Entries with figure data ->
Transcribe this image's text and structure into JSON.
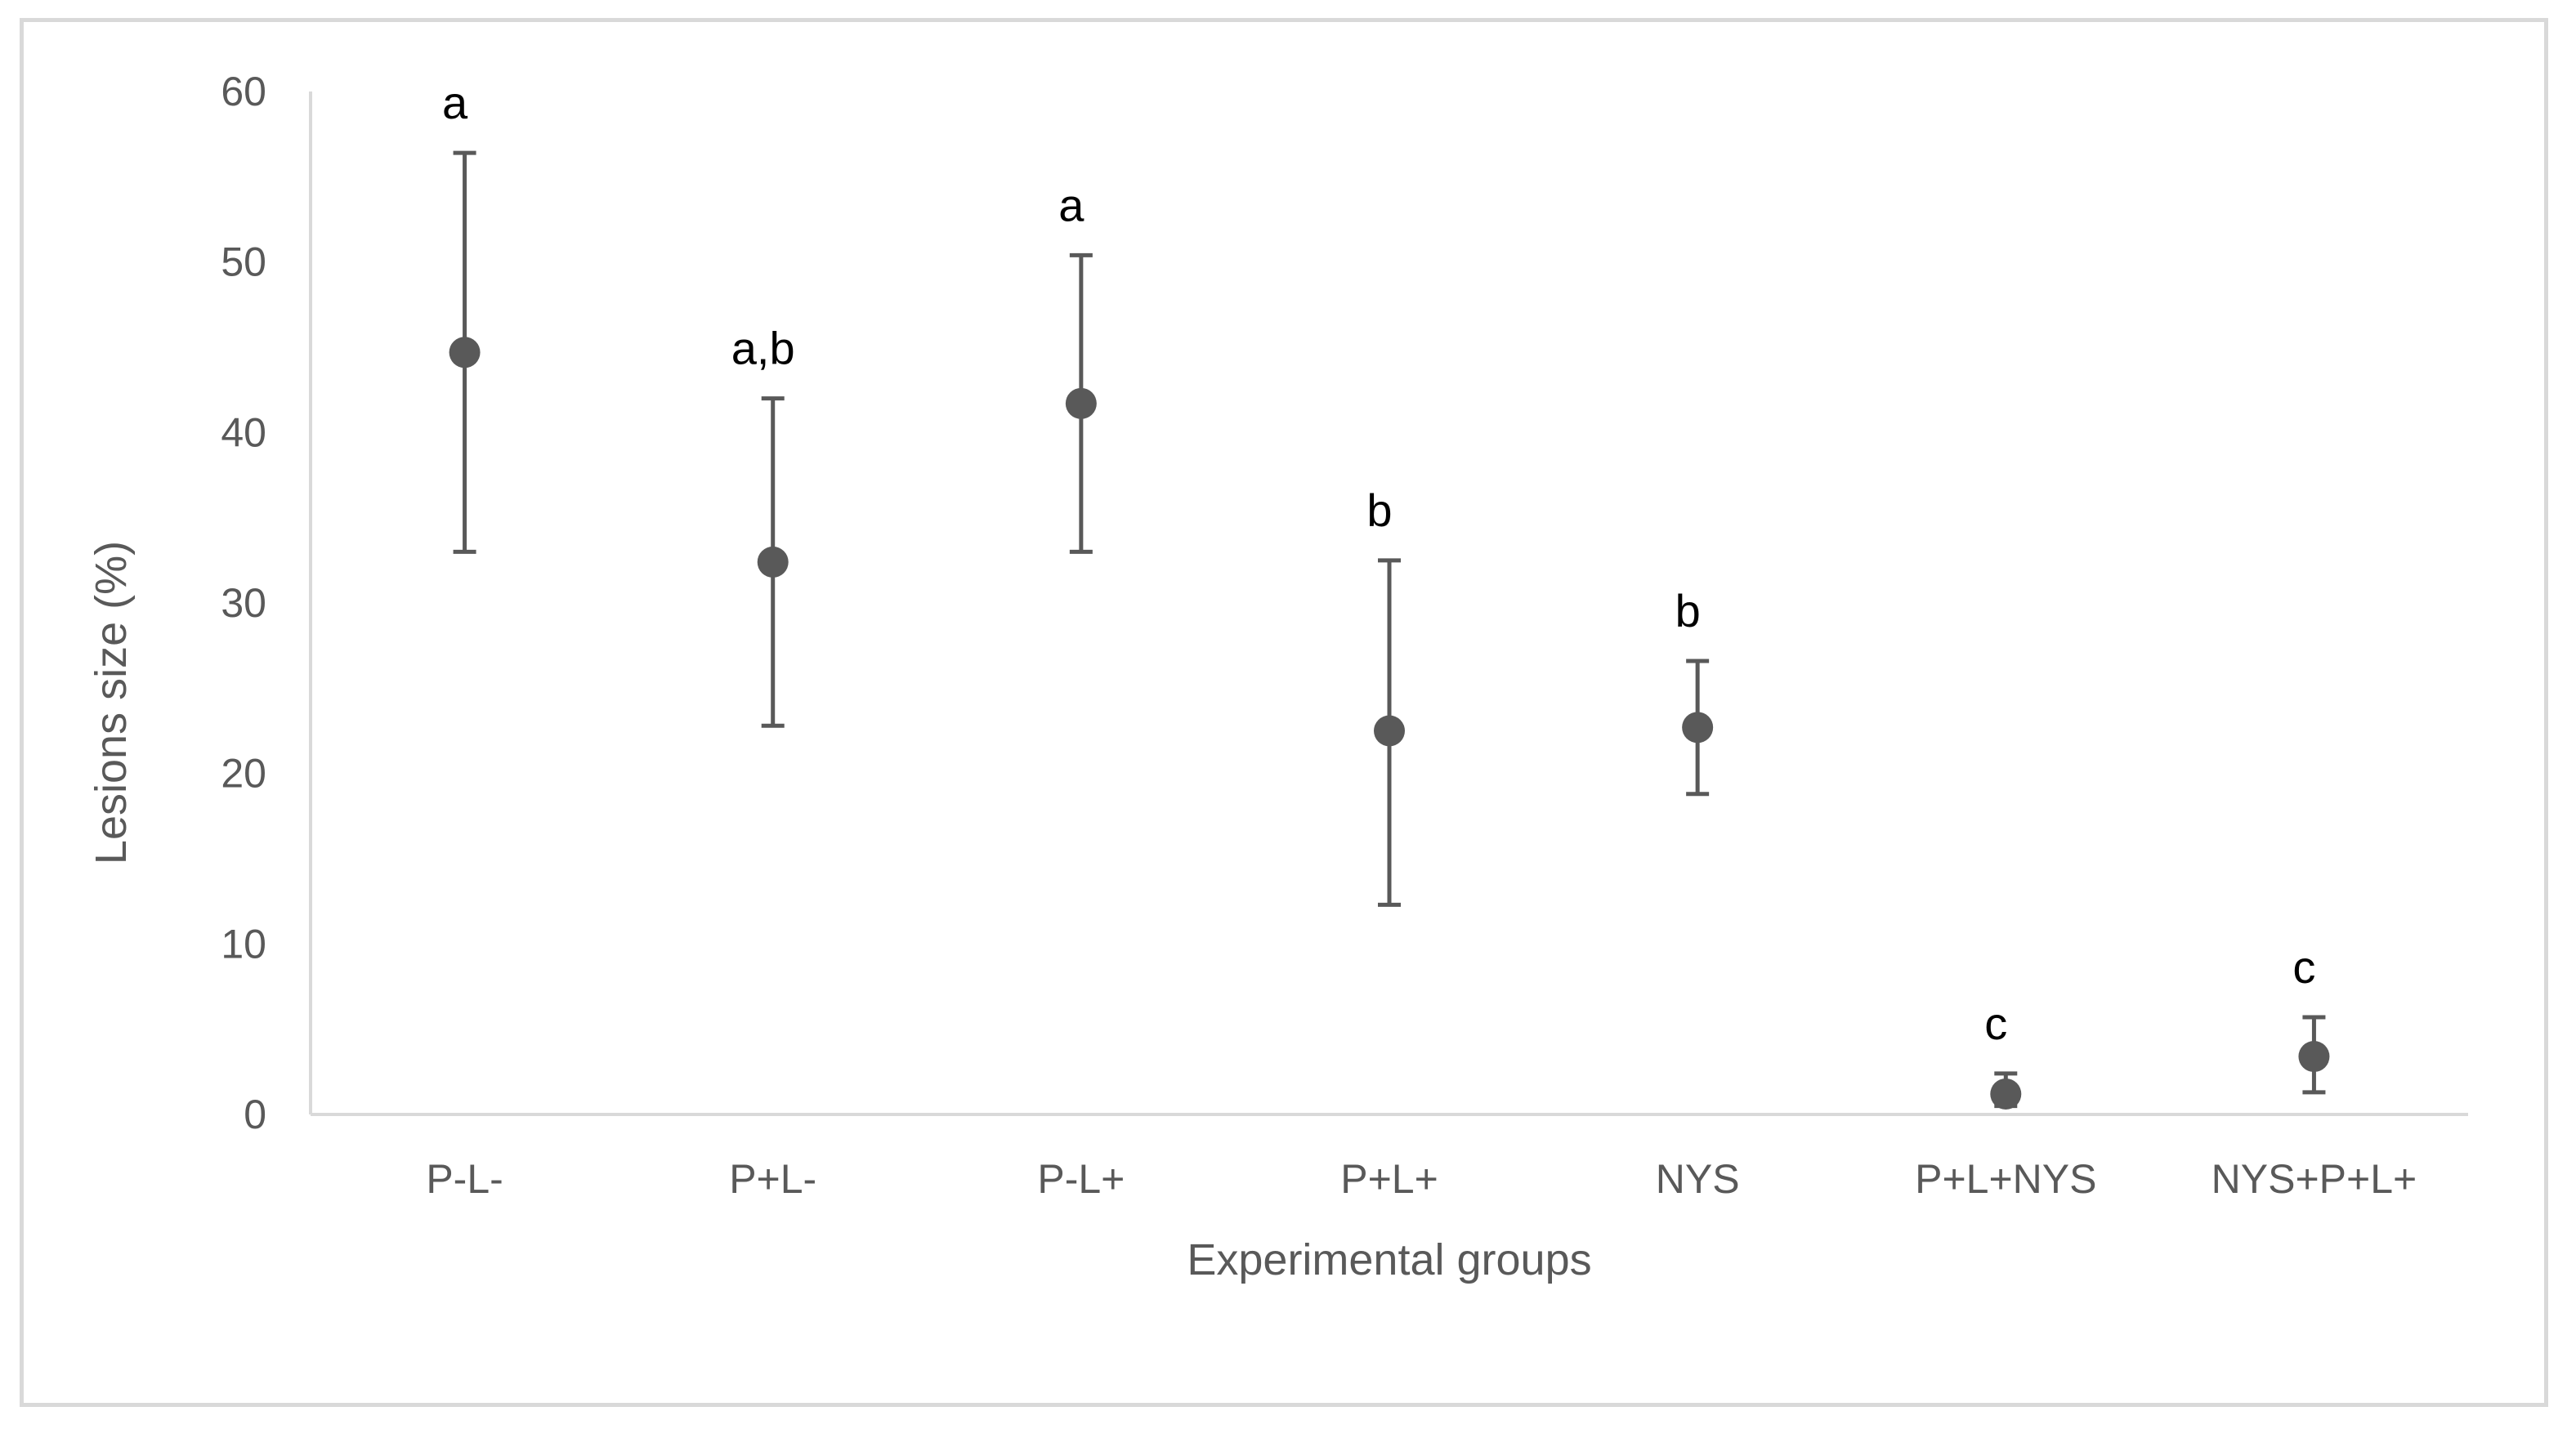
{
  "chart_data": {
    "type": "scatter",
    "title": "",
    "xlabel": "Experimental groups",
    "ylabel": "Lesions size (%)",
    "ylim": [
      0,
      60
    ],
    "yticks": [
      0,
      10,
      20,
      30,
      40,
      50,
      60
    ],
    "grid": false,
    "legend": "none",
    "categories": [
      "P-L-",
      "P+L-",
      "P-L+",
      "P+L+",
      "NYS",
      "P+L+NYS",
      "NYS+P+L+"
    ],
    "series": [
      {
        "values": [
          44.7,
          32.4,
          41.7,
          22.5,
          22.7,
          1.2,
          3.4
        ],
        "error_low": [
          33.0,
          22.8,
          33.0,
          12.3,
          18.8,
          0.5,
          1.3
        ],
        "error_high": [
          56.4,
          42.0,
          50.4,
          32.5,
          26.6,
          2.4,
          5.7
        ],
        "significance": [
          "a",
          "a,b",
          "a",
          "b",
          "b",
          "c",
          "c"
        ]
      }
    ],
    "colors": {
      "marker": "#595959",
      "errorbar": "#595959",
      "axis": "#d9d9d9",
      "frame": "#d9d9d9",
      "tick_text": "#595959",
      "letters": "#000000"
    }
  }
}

REQUIRED TASK ->
Retype each record exactly as it stands, but do not include the pictures.

FINAL RESULT ->
Transcribe this image's text and structure into JSON.
{
  "chart_data": {
    "type": "scatter",
    "title": "",
    "xlabel": "Experimental groups",
    "ylabel": "Lesions size (%)",
    "ylim": [
      0,
      60
    ],
    "yticks": [
      0,
      10,
      20,
      30,
      40,
      50,
      60
    ],
    "grid": false,
    "legend": "none",
    "categories": [
      "P-L-",
      "P+L-",
      "P-L+",
      "P+L+",
      "NYS",
      "P+L+NYS",
      "NYS+P+L+"
    ],
    "series": [
      {
        "values": [
          44.7,
          32.4,
          41.7,
          22.5,
          22.7,
          1.2,
          3.4
        ],
        "error_low": [
          33.0,
          22.8,
          33.0,
          12.3,
          18.8,
          0.5,
          1.3
        ],
        "error_high": [
          56.4,
          42.0,
          50.4,
          32.5,
          26.6,
          2.4,
          5.7
        ],
        "significance": [
          "a",
          "a,b",
          "a",
          "b",
          "b",
          "c",
          "c"
        ]
      }
    ],
    "colors": {
      "marker": "#595959",
      "errorbar": "#595959",
      "axis": "#d9d9d9",
      "frame": "#d9d9d9",
      "tick_text": "#595959",
      "letters": "#000000"
    }
  }
}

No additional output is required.